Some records
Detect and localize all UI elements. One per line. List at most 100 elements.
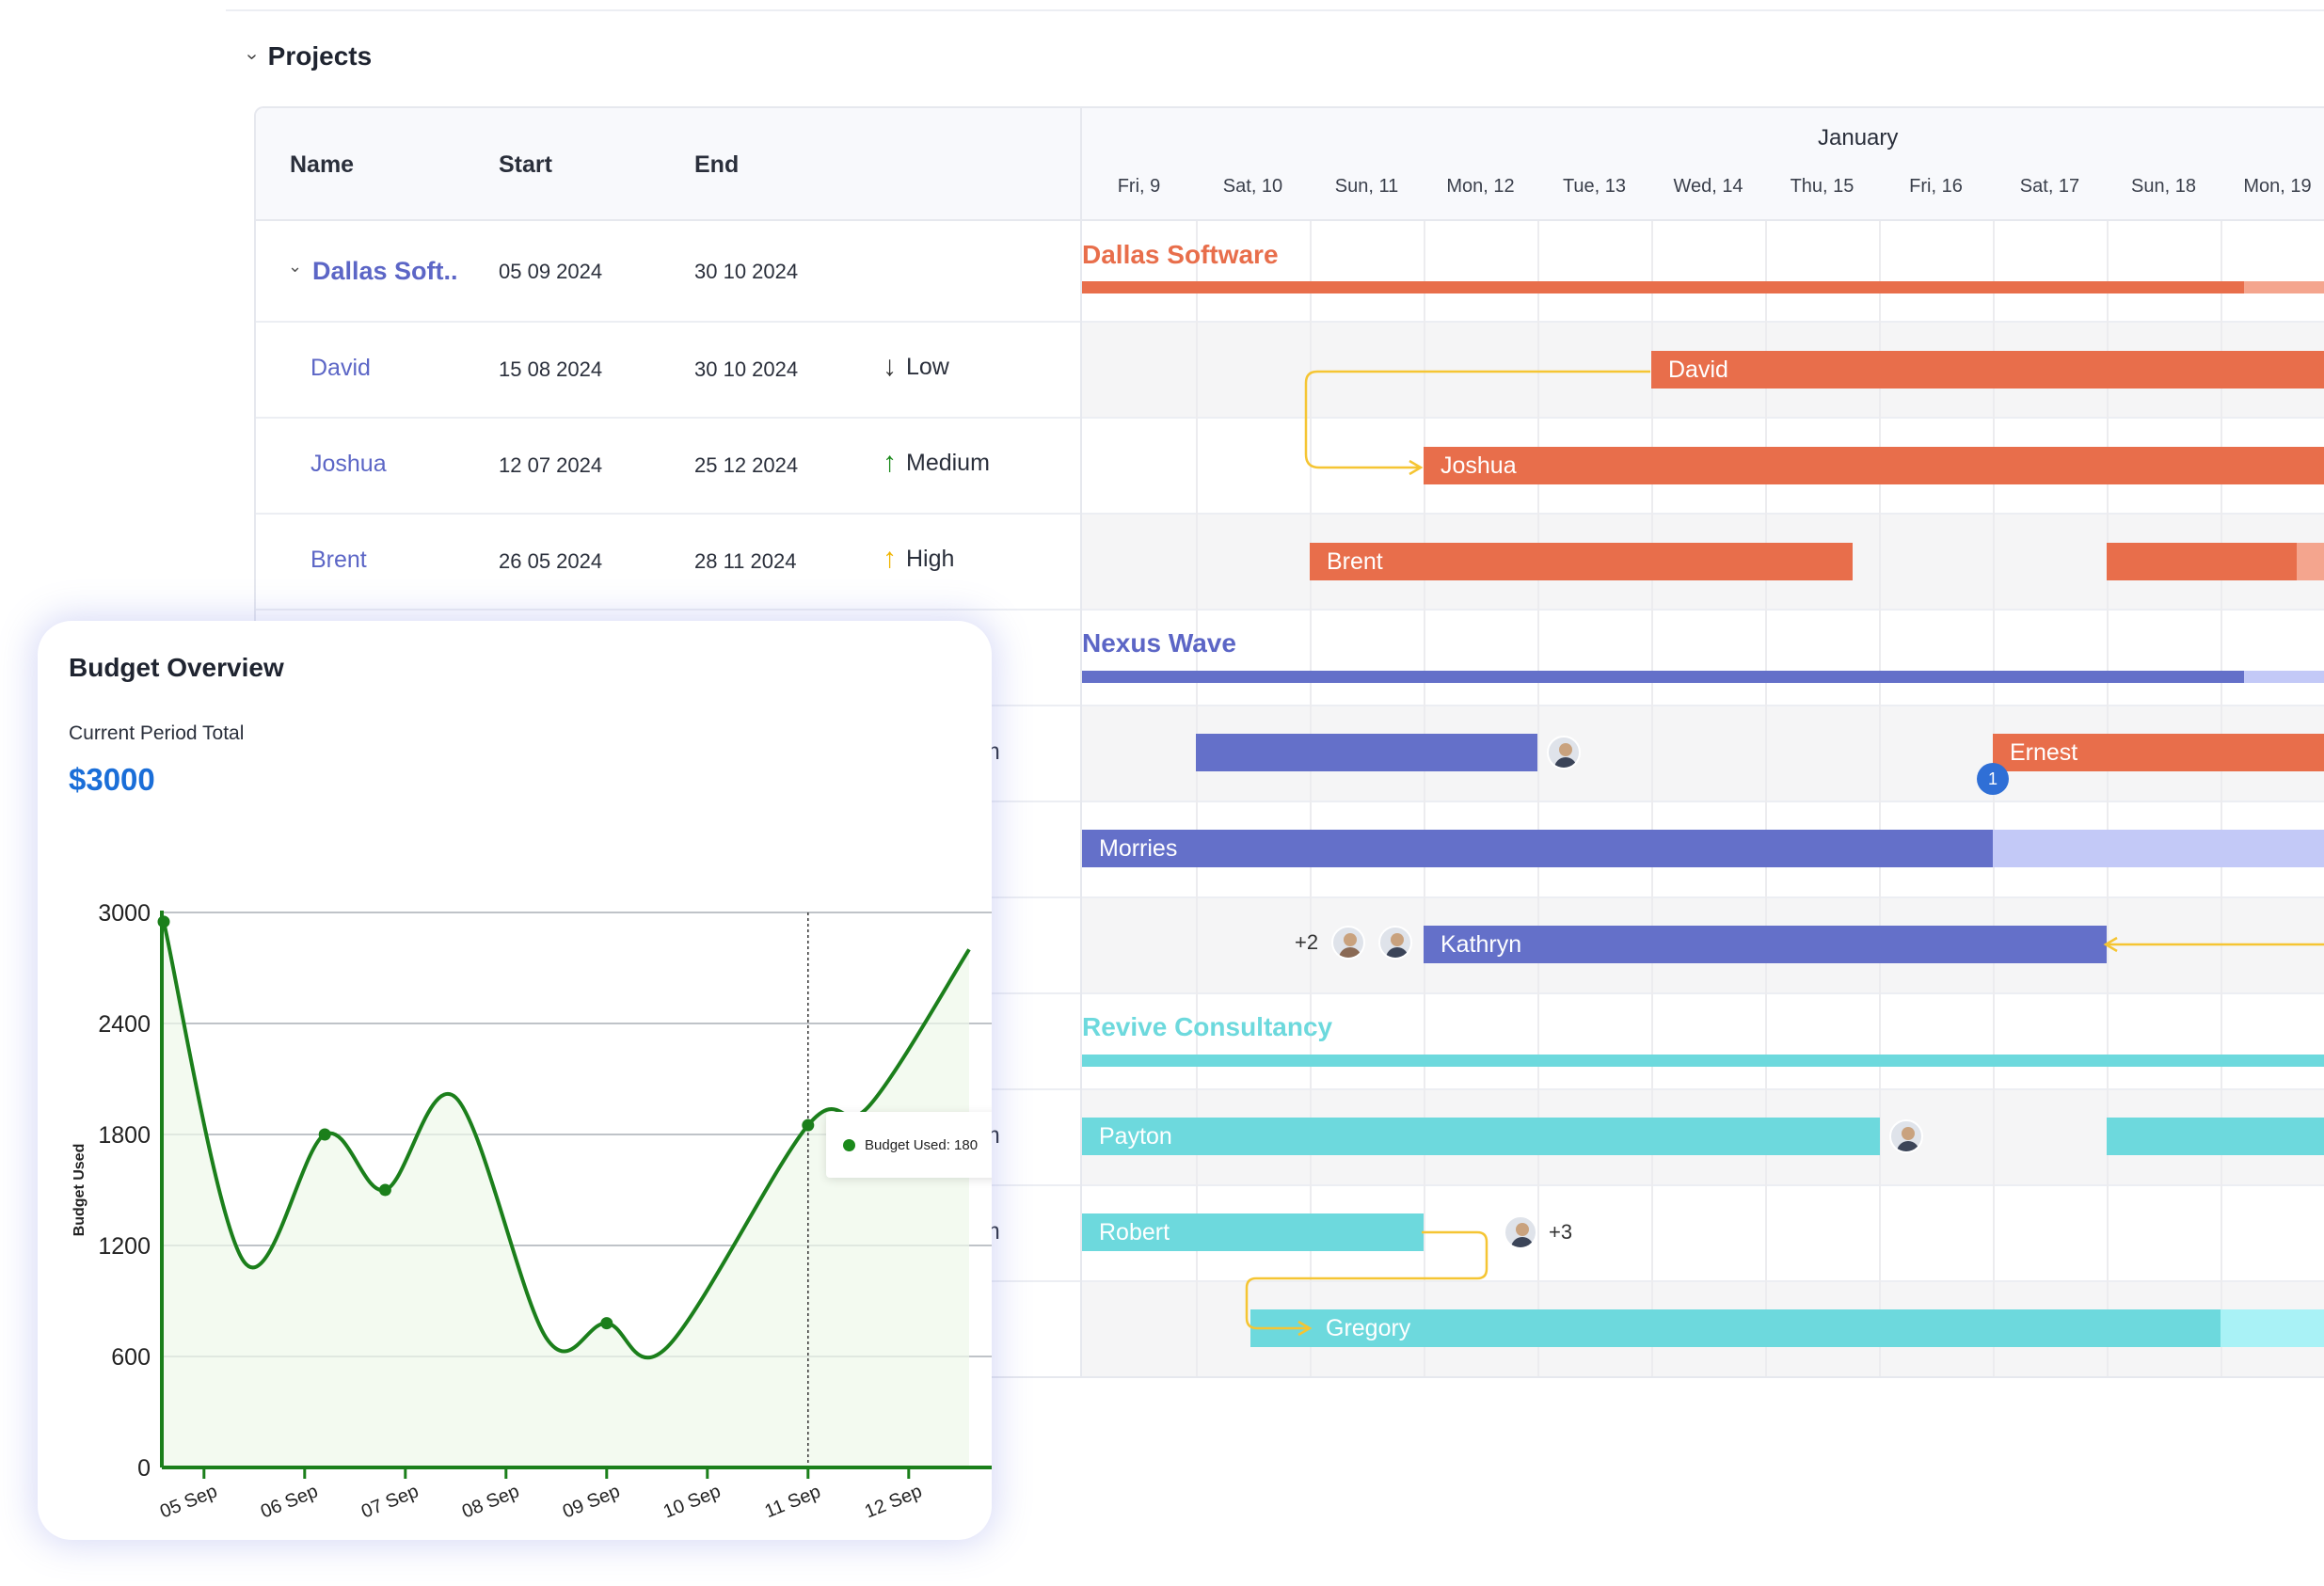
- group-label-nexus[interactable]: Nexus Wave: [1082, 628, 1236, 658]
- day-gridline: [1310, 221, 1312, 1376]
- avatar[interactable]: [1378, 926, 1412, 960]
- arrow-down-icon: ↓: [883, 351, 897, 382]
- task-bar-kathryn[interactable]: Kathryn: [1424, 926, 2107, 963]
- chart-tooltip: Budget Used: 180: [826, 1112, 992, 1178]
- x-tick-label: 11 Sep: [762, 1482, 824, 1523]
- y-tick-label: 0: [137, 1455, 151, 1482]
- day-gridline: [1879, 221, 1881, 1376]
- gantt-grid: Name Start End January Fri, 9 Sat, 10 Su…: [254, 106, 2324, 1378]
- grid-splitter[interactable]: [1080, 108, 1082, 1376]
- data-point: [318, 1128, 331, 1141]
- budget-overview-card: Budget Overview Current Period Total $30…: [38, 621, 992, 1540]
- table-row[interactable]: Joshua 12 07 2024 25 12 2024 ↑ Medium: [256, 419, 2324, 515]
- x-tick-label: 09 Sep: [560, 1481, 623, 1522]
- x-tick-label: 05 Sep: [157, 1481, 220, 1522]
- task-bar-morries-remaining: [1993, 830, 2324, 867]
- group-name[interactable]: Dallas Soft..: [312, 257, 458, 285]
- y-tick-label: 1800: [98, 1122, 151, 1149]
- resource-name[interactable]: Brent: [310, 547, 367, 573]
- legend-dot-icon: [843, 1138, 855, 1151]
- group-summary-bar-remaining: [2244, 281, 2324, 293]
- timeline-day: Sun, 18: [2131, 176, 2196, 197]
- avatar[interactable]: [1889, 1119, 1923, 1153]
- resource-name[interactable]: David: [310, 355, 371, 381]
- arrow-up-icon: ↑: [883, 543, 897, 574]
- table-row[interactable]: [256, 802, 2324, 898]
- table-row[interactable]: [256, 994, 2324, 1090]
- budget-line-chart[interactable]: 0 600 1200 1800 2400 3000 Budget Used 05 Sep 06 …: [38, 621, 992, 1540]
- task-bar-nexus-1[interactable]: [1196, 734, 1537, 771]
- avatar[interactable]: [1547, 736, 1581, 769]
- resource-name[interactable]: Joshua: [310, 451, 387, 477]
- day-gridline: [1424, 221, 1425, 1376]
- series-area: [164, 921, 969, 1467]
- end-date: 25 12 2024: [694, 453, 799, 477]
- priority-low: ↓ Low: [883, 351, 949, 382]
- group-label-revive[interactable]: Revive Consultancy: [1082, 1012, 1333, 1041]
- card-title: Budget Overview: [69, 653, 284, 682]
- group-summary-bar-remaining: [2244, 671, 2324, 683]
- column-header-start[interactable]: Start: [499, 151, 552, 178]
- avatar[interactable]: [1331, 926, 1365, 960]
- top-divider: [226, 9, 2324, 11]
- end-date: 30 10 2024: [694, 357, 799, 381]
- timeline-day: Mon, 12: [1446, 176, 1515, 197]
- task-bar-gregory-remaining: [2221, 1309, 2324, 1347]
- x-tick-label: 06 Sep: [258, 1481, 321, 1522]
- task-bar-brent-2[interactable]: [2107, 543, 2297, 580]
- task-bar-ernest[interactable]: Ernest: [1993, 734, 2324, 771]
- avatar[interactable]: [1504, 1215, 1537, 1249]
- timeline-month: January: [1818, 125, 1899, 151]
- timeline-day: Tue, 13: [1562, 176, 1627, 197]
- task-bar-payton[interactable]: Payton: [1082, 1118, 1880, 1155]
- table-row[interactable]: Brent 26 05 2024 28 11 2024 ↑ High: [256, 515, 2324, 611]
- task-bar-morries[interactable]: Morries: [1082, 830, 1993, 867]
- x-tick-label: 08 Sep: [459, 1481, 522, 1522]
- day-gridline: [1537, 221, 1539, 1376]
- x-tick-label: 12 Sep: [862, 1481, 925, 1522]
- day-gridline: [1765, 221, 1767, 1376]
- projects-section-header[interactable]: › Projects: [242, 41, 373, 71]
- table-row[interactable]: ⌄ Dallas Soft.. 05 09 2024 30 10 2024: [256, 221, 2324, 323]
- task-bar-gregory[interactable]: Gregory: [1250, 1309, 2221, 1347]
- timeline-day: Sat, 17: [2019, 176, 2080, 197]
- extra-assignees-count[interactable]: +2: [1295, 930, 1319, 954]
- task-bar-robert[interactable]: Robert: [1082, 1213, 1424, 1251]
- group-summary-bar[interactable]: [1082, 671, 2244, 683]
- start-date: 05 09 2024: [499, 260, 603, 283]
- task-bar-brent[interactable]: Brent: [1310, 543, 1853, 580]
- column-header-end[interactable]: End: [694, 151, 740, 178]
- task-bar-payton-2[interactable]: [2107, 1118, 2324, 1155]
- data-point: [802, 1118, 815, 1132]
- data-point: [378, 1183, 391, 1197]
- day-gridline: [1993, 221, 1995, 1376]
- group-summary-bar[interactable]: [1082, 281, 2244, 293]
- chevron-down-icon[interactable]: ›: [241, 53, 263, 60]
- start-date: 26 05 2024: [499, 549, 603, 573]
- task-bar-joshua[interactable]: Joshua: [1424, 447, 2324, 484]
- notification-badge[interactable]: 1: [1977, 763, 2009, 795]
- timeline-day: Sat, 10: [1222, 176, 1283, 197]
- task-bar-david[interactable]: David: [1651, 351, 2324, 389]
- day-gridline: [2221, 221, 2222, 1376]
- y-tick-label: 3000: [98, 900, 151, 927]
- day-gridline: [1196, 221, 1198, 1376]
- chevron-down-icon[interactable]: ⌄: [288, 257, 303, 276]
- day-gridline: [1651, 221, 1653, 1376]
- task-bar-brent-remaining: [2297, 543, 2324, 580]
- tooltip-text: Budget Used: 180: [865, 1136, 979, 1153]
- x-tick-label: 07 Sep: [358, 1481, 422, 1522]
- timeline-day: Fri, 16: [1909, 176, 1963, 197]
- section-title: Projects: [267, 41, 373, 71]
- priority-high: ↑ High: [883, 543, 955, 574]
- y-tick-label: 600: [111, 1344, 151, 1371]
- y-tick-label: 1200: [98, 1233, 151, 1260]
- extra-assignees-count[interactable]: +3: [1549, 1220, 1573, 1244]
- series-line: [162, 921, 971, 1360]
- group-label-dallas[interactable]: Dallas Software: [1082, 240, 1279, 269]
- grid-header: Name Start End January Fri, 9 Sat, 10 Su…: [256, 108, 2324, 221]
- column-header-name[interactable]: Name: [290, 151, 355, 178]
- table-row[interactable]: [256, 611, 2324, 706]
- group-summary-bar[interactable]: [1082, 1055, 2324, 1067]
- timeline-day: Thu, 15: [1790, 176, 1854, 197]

_The exercise:_ Reproduce the material above with every "timeline-day" swapped for "timeline-date" and nothing else altered. Omit the pictures.

_The solution:_
Detect and localize all UI elements. One per line. List at most 100 elements.
- group-label-nexus[interactable]: Nexus Wave: [1082, 628, 1236, 658]
- day-gridline: [1310, 221, 1312, 1376]
- avatar[interactable]: [1378, 926, 1412, 960]
- arrow-down-icon: ↓: [883, 351, 897, 382]
- task-bar-kathryn[interactable]: Kathryn: [1424, 926, 2107, 963]
- chart-tooltip: Budget Used: 180: [826, 1112, 992, 1178]
- x-tick-label: 11 Sep: [762, 1482, 824, 1523]
- y-tick-label: 0: [137, 1455, 151, 1482]
- day-gridline: [1879, 221, 1881, 1376]
- gantt-grid: Name Start End January Fri, 9 Sat, 10 Su…: [254, 106, 2324, 1378]
- grid-splitter[interactable]: [1080, 108, 1082, 1376]
- data-point: [318, 1128, 331, 1141]
- budget-overview-card: Budget Overview Current Period Total $30…: [38, 621, 992, 1540]
- table-row[interactable]: Joshua 12 07 2024 25 12 2024 ↑ Medium: [256, 419, 2324, 515]
- x-tick-label: 09 Sep: [560, 1481, 623, 1522]
- x-tick-label: 05 Sep: [157, 1481, 220, 1522]
- task-bar-morries-remaining: [1993, 830, 2324, 867]
- group-name[interactable]: Dallas Soft..: [312, 257, 458, 285]
- y-tick-label: 1800: [98, 1122, 151, 1149]
- resource-name[interactable]: Brent: [310, 547, 367, 573]
- legend-dot-icon: [843, 1138, 855, 1151]
- group-summary-bar-remaining: [2244, 281, 2324, 293]
- timeline-date: Sun, 18: [2131, 176, 2196, 197]
- avatar[interactable]: [1889, 1119, 1923, 1153]
- resource-name[interactable]: David: [310, 355, 371, 381]
- arrow-up-icon: ↑: [883, 543, 897, 574]
- table-row[interactable]: [256, 802, 2324, 898]
- table-row[interactable]: [256, 994, 2324, 1090]
- budget-line-chart[interactable]: 0 600 1200 1800 2400 3000 Budget Used 05 Sep 06 …: [38, 621, 992, 1540]
- task-bar-nexus-1[interactable]: [1196, 734, 1537, 771]
- avatar[interactable]: [1547, 736, 1581, 769]
- resource-name[interactable]: Joshua: [310, 451, 387, 477]
- day-gridline: [1424, 221, 1425, 1376]
- series-area: [164, 921, 969, 1467]
- end-date: 25 12 2024: [694, 453, 799, 477]
- priority-low: ↓ Low: [883, 351, 949, 382]
- group-label-revive[interactable]: Revive Consultancy: [1082, 1012, 1333, 1041]
- card-title: Budget Overview: [69, 653, 284, 682]
- group-summary-bar-remaining: [2244, 671, 2324, 683]
- column-header-start[interactable]: Start: [499, 151, 552, 178]
- avatar[interactable]: [1331, 926, 1365, 960]
- top-divider: [226, 9, 2324, 11]
- end-date: 30 10 2024: [694, 357, 799, 381]
- timeline-date: Mon, 12: [1446, 176, 1515, 197]
- task-bar-gregory-remaining: [2221, 1309, 2324, 1347]
- x-tick-label: 06 Sep: [258, 1481, 321, 1522]
- task-bar-brent-2[interactable]: [2107, 543, 2297, 580]
- task-bar-ernest[interactable]: Ernest: [1993, 734, 2324, 771]
- avatar[interactable]: [1504, 1215, 1537, 1249]
- timeline-month: January: [1818, 125, 1899, 151]
- timeline-date: Tue, 13: [1562, 176, 1627, 197]
- task-bar-payton[interactable]: Payton: [1082, 1118, 1880, 1155]
- table-row[interactable]: Brent 26 05 2024 28 11 2024 ↑ High: [256, 515, 2324, 611]
- task-bar-morries[interactable]: Morries: [1082, 830, 1993, 867]
- x-tick-label: 08 Sep: [459, 1481, 522, 1522]
- day-gridline: [1537, 221, 1539, 1376]
- x-tick-label: 12 Sep: [862, 1481, 925, 1522]
- day-gridline: [1765, 221, 1767, 1376]
- projects-section-header[interactable]: › Projects: [242, 41, 373, 71]
- table-row[interactable]: ⌄ Dallas Soft.. 05 09 2024 30 10 2024: [256, 221, 2324, 323]
- task-bar-gregory[interactable]: Gregory: [1250, 1309, 2221, 1347]
- timeline-date: Sat, 17: [2019, 176, 2080, 197]
- extra-assignees-count[interactable]: +2: [1295, 930, 1319, 954]
- task-bar-robert[interactable]: Robert: [1082, 1213, 1424, 1251]
- group-summary-bar[interactable]: [1082, 671, 2244, 683]
- start-date: 05 09 2024: [499, 260, 603, 283]
- task-bar-brent[interactable]: Brent: [1310, 543, 1853, 580]
- column-header-end[interactable]: End: [694, 151, 740, 178]
- task-bar-payton-2[interactable]: [2107, 1118, 2324, 1155]
- data-point: [802, 1118, 815, 1132]
- data-point: [378, 1183, 391, 1197]
- day-gridline: [1993, 221, 1995, 1376]
- group-summary-bar[interactable]: [1082, 281, 2244, 293]
- chevron-down-icon[interactable]: ›: [241, 53, 263, 60]
- start-date: 26 05 2024: [499, 549, 603, 573]
- task-bar-joshua[interactable]: Joshua: [1424, 447, 2324, 484]
- notification-badge[interactable]: 1: [1977, 763, 2009, 795]
- timeline-date: Sat, 10: [1222, 176, 1283, 197]
- task-bar-david[interactable]: David: [1651, 351, 2324, 389]
- day-gridline: [2221, 221, 2222, 1376]
- y-tick-label: 3000: [98, 900, 151, 927]
- day-gridline: [1196, 221, 1198, 1376]
- chevron-down-icon[interactable]: ⌄: [288, 257, 303, 276]
- day-gridline: [1651, 221, 1653, 1376]
- task-bar-brent-remaining: [2297, 543, 2324, 580]
- tooltip-text: Budget Used: 180: [865, 1136, 979, 1153]
- x-tick-label: 07 Sep: [358, 1481, 422, 1522]
- timeline-date: Fri, 16: [1909, 176, 1963, 197]
- section-title: Projects: [267, 41, 373, 71]
- priority-high: ↑ High: [883, 543, 955, 574]
- y-tick-label: 600: [111, 1344, 151, 1371]
- y-tick-label: 1200: [98, 1233, 151, 1260]
- extra-assignees-count[interactable]: +3: [1549, 1220, 1573, 1244]
- series-line: [162, 921, 971, 1360]
- group-label-dallas[interactable]: Dallas Software: [1082, 240, 1279, 269]
- grid-header: Name Start End January Fri, 9 Sat, 10 Su…: [256, 108, 2324, 221]
- column-header-name[interactable]: Name: [290, 151, 355, 178]
- table-row[interactable]: [256, 611, 2324, 706]
- group-summary-bar[interactable]: [1082, 1055, 2324, 1067]
- timeline-date: Thu, 15: [1790, 176, 1854, 197]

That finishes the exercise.